(Entries with figure data)
━━━━━━━━━━━━━━━━━━━━
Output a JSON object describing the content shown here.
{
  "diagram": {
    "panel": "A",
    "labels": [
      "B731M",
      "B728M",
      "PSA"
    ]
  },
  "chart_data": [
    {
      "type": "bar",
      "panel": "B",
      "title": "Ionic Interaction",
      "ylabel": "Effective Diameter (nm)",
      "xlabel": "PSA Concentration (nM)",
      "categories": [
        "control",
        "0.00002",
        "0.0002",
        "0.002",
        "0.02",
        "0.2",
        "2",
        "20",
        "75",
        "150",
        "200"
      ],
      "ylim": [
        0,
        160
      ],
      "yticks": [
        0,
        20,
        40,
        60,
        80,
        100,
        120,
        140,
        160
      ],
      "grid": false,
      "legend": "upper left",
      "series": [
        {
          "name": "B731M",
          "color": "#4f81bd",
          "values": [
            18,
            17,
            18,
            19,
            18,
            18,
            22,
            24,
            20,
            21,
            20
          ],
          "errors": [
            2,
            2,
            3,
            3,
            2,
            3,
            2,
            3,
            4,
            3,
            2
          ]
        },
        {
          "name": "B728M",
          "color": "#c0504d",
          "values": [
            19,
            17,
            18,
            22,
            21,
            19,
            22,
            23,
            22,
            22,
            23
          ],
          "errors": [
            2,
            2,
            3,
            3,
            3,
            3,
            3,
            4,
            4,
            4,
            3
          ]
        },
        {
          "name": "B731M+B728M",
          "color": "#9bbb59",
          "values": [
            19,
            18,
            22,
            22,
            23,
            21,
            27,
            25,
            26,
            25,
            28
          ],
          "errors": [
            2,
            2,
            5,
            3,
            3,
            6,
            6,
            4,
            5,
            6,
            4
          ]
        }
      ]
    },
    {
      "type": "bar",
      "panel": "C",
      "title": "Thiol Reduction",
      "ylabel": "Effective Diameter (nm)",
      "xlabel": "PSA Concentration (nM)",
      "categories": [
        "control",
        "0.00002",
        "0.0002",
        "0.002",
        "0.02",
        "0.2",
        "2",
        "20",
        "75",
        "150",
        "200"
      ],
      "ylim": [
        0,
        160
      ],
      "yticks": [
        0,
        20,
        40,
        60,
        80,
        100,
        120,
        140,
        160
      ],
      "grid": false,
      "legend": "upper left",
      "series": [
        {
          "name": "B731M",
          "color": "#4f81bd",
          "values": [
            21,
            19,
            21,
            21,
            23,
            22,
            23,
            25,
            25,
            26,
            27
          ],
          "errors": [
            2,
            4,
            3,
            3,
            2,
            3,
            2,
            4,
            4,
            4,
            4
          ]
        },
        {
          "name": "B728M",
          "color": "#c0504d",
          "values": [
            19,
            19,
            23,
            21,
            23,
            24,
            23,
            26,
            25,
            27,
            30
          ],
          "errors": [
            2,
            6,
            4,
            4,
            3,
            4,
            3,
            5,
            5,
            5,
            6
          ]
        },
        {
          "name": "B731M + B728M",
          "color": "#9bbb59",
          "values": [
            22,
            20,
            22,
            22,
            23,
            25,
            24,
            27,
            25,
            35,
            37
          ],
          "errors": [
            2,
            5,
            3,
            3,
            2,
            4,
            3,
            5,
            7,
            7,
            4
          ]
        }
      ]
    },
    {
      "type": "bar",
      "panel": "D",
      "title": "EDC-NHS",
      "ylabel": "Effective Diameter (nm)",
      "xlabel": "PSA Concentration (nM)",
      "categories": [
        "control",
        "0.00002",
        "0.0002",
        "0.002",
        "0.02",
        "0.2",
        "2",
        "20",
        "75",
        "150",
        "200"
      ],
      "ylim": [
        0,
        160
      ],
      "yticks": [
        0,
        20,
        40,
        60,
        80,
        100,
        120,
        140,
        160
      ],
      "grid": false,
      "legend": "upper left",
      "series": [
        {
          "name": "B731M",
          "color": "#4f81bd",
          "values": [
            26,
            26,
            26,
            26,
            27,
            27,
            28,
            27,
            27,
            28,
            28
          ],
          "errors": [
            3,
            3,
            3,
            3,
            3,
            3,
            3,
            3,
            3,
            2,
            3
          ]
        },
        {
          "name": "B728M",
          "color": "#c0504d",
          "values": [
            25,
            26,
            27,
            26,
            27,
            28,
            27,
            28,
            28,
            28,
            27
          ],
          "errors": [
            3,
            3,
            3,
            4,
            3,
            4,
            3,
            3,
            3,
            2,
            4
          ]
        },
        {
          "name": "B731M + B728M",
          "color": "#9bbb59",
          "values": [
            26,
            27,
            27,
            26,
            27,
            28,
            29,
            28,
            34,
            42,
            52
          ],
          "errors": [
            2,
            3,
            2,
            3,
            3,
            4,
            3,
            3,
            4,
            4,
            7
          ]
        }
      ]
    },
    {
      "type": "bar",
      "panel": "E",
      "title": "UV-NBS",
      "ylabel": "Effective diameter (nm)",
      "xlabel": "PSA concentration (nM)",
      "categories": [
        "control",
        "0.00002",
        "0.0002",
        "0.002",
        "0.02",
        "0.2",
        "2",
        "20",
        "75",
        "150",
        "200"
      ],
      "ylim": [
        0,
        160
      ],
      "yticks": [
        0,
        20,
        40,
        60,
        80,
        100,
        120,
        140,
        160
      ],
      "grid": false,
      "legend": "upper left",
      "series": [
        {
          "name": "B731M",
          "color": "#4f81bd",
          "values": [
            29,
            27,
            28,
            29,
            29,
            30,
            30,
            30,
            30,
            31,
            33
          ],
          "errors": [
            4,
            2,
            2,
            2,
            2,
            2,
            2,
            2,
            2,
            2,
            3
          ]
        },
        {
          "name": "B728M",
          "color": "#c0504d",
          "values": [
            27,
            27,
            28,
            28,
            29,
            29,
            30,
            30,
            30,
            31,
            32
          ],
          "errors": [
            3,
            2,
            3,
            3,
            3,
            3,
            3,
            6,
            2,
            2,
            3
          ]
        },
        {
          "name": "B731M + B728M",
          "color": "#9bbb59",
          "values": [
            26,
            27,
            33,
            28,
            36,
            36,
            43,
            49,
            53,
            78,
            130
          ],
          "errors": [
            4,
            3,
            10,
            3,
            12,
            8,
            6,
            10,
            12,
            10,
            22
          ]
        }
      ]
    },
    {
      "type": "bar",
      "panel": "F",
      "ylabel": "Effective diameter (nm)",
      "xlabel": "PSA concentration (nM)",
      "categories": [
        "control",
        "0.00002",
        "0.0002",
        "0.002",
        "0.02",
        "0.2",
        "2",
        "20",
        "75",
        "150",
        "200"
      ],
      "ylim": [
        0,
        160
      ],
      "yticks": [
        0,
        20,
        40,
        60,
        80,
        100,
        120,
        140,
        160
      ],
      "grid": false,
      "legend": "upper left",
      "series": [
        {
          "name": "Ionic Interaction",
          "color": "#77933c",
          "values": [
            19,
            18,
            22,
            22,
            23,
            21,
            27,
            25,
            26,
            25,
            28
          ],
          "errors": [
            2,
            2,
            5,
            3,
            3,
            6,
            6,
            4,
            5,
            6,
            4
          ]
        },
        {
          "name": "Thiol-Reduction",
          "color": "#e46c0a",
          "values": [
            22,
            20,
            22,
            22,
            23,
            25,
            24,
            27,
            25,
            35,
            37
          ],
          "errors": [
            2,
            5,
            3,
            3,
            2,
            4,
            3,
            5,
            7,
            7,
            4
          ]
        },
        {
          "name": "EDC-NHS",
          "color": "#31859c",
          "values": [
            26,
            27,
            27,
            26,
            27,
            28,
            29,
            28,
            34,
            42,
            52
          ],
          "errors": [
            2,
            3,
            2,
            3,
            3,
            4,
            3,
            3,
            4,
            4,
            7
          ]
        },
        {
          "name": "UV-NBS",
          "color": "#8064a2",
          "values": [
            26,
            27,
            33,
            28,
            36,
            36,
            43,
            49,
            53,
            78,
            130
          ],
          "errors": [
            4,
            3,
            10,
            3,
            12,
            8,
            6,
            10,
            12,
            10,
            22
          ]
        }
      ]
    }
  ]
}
━━━━━━━━━━━━━━━━━━━━
* **What you have to do**
Among the lines of the material, find those that hold the word "panel" and copy them.

* **Finished exercise**
    "panel": "A",
      "panel": "B",
      "panel": "C",
      "panel": "D",
      "panel": "E",
      "panel": "F",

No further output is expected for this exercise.